*What is asked*. Lines containing the word "https" are to be located and copied.

>> BEGIN Material for this task

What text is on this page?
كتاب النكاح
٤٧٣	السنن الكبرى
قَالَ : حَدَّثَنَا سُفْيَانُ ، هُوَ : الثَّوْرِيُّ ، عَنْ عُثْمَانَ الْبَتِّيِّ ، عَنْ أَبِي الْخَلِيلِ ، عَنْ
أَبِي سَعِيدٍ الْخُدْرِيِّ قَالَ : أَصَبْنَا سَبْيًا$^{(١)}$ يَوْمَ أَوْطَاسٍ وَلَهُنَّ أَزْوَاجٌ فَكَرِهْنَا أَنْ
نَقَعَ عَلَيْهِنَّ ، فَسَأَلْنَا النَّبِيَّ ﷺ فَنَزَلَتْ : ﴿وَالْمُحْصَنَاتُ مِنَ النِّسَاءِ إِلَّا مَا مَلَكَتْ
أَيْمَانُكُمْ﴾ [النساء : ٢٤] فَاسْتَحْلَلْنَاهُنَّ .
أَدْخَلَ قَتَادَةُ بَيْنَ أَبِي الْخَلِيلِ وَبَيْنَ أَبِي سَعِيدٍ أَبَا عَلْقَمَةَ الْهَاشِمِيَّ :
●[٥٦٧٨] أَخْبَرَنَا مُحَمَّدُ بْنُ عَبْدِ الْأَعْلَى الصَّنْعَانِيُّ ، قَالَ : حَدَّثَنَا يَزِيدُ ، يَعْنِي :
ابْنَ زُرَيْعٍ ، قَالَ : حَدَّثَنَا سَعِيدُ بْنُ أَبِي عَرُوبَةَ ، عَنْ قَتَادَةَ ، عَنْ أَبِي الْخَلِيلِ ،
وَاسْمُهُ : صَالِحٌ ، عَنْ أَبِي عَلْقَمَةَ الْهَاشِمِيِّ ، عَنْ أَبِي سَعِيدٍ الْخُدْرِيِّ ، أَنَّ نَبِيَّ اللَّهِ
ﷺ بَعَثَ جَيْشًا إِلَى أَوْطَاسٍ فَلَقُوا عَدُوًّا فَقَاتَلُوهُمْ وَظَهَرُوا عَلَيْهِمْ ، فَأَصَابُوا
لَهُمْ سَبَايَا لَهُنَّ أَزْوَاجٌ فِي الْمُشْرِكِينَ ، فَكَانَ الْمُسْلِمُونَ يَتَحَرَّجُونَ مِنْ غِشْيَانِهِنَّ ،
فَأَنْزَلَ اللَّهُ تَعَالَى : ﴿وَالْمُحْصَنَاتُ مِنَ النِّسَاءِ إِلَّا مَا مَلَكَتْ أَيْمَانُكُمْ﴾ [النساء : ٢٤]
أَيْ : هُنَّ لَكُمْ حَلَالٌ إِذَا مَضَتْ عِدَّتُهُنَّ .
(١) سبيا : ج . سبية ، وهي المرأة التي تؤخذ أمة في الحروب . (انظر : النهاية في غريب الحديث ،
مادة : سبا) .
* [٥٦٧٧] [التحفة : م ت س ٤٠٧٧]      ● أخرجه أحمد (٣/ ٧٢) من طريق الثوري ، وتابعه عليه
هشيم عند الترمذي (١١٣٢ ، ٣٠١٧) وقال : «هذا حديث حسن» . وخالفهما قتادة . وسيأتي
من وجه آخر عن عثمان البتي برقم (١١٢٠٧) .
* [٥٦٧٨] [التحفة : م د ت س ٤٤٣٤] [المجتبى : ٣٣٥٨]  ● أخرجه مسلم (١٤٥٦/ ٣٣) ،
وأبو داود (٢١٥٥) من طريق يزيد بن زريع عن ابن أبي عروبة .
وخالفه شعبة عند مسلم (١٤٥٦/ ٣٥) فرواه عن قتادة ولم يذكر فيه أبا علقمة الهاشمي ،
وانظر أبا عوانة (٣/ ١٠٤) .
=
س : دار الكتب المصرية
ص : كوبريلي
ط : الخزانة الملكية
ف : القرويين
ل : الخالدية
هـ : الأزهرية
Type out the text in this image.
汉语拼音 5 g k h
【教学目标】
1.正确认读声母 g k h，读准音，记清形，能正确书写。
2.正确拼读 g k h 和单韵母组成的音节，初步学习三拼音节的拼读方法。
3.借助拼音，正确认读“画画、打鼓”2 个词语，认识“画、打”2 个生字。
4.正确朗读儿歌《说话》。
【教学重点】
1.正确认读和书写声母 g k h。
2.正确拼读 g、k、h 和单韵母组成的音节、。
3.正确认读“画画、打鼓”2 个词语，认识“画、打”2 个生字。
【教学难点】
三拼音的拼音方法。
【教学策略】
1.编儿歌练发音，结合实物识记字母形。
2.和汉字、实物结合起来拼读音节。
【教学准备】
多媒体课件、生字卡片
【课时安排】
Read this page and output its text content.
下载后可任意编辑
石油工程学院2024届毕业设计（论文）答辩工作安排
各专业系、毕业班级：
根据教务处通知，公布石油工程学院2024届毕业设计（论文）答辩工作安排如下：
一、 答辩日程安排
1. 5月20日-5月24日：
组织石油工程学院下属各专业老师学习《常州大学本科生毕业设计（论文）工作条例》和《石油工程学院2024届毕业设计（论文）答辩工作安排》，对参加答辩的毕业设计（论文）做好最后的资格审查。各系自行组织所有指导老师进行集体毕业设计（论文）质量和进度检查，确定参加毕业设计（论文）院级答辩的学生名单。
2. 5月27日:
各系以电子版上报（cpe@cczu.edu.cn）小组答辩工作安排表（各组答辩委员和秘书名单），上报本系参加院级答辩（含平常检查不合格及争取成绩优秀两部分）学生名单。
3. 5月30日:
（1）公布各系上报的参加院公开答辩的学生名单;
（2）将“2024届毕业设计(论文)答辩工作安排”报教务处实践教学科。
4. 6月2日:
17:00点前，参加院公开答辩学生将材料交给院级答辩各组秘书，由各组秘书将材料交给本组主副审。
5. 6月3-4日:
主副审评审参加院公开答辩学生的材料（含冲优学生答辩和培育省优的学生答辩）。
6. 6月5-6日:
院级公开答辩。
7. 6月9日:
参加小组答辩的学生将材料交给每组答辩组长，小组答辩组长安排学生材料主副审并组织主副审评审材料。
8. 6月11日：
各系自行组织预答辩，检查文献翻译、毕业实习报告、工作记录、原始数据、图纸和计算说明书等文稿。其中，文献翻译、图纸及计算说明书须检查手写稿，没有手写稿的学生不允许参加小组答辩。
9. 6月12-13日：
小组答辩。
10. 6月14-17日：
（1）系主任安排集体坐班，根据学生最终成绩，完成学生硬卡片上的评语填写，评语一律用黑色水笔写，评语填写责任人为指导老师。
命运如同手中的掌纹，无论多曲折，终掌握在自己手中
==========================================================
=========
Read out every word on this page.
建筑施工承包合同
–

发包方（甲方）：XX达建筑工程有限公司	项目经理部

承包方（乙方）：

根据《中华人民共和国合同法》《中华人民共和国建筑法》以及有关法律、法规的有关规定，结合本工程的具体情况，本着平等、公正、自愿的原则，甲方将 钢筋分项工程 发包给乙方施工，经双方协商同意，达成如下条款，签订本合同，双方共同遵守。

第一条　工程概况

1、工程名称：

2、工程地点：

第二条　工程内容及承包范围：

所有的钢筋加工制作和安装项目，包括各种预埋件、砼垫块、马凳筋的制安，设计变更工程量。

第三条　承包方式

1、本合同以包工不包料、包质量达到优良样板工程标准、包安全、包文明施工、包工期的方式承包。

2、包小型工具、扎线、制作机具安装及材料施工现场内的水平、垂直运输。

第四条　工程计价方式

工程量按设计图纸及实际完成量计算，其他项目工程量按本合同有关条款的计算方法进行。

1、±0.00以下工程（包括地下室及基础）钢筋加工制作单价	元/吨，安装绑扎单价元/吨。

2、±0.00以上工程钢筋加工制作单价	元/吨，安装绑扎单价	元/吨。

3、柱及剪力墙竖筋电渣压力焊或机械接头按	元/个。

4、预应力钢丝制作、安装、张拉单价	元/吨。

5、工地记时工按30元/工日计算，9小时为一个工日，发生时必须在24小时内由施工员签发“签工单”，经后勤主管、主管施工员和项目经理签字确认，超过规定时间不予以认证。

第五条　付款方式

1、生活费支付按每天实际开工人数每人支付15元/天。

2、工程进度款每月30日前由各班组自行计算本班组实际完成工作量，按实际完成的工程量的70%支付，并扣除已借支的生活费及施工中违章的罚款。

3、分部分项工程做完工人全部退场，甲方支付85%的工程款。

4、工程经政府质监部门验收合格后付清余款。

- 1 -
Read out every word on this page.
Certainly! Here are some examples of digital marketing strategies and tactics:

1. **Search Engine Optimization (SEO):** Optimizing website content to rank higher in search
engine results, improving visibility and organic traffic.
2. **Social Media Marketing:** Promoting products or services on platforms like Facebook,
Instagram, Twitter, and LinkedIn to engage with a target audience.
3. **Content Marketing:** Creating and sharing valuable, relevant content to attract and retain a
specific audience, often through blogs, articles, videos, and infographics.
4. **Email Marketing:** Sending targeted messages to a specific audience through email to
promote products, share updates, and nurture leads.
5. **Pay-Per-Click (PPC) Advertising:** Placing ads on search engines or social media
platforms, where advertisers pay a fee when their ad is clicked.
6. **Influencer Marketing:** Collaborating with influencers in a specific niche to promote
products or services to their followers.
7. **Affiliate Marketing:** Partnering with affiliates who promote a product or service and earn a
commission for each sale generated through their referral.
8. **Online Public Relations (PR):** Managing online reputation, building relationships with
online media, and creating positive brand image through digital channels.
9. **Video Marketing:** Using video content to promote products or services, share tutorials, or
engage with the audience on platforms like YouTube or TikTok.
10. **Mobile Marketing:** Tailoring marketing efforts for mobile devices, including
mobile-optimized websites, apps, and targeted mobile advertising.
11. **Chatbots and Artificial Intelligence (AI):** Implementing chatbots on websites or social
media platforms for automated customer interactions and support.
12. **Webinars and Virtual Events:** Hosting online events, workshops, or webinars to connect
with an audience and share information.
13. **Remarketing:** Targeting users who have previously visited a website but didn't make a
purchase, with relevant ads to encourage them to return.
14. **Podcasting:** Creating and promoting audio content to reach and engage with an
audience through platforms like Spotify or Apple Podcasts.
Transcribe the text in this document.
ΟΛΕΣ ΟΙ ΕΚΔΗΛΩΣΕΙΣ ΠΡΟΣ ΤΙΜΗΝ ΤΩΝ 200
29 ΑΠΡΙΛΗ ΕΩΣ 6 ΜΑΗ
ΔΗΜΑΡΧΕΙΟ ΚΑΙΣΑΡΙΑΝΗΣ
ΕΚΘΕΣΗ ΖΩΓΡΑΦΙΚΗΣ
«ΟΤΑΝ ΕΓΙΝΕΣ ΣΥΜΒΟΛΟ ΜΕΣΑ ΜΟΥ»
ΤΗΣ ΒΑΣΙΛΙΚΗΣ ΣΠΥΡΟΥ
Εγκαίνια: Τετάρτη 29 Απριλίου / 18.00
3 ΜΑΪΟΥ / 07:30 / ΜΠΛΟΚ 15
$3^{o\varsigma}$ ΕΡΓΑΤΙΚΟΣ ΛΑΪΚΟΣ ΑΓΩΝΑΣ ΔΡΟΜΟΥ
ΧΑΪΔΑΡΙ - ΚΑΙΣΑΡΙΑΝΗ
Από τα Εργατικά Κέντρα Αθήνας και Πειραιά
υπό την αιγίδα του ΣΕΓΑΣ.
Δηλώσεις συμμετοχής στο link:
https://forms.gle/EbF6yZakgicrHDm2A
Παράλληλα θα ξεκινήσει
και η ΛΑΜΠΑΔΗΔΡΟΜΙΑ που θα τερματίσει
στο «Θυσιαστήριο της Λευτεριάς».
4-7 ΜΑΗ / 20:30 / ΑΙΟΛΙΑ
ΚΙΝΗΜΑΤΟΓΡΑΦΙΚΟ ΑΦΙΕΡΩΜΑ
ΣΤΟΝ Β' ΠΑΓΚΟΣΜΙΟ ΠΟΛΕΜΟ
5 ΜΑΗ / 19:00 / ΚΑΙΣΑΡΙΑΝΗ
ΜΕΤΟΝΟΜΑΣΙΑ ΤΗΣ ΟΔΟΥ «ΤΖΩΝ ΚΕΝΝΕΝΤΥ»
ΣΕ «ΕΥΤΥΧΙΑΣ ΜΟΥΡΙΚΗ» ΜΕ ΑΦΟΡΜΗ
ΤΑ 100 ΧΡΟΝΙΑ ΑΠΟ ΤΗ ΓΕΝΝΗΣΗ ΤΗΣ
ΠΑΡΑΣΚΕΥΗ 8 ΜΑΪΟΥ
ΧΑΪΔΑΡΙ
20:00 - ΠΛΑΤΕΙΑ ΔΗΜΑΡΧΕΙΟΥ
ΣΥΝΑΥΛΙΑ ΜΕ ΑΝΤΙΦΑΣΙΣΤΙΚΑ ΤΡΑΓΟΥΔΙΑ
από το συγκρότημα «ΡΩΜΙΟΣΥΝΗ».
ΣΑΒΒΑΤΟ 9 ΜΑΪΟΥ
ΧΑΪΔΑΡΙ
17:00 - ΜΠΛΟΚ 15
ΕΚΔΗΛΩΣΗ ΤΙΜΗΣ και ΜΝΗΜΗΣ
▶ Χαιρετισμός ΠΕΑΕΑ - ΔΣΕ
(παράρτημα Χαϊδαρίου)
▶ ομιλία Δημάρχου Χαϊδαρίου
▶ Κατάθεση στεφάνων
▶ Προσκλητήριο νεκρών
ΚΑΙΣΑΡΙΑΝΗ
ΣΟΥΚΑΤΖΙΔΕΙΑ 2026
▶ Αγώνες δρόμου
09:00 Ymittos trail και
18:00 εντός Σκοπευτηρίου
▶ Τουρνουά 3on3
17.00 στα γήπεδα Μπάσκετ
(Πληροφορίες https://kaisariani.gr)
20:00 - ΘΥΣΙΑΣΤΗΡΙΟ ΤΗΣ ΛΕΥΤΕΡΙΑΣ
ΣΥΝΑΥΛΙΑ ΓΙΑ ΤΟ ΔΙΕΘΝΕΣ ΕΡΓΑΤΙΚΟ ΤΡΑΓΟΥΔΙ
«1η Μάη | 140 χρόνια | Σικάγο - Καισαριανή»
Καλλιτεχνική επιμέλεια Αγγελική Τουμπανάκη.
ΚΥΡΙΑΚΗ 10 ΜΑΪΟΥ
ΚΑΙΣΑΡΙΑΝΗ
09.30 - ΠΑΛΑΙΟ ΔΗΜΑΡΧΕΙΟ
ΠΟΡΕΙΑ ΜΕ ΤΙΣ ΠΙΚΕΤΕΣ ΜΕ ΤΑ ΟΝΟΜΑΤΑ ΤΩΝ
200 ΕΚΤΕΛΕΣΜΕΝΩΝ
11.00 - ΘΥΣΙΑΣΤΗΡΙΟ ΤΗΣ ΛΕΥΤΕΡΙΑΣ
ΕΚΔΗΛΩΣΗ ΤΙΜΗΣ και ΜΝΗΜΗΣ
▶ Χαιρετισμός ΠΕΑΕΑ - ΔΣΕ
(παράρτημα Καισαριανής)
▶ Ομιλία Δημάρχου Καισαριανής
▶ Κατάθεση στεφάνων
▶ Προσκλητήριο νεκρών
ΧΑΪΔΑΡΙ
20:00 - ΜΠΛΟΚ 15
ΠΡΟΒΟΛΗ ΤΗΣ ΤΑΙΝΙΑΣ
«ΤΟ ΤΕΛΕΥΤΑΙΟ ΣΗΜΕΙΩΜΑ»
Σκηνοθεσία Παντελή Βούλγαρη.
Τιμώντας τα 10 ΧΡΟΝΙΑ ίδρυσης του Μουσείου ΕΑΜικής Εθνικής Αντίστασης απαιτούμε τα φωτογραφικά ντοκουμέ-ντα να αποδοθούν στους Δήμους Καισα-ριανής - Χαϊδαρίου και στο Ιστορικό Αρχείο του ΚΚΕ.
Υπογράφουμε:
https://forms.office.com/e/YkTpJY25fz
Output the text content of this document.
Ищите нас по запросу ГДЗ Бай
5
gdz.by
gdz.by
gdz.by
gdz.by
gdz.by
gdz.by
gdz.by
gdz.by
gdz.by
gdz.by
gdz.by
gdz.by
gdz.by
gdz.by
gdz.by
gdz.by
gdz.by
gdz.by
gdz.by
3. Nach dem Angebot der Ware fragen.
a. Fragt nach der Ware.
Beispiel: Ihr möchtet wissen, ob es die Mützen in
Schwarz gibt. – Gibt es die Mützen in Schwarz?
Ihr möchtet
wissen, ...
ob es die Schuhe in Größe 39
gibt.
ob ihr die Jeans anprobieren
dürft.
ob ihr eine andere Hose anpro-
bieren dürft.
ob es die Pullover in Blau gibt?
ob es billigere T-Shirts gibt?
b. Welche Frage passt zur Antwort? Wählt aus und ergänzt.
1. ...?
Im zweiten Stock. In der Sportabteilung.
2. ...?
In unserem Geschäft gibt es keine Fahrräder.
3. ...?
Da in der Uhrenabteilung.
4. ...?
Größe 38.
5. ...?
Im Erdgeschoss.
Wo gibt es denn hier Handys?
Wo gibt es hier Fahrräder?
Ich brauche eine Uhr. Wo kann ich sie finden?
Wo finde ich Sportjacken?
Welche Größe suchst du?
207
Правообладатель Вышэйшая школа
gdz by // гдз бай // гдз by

>> END Material for this task

*Solved exercise*.
https://forms.gle/EbF6yZakgicrHDm2A
(Πληροφορίες https://kaisariani.gr)
https://forms.office.com/e/YkTpJY25fz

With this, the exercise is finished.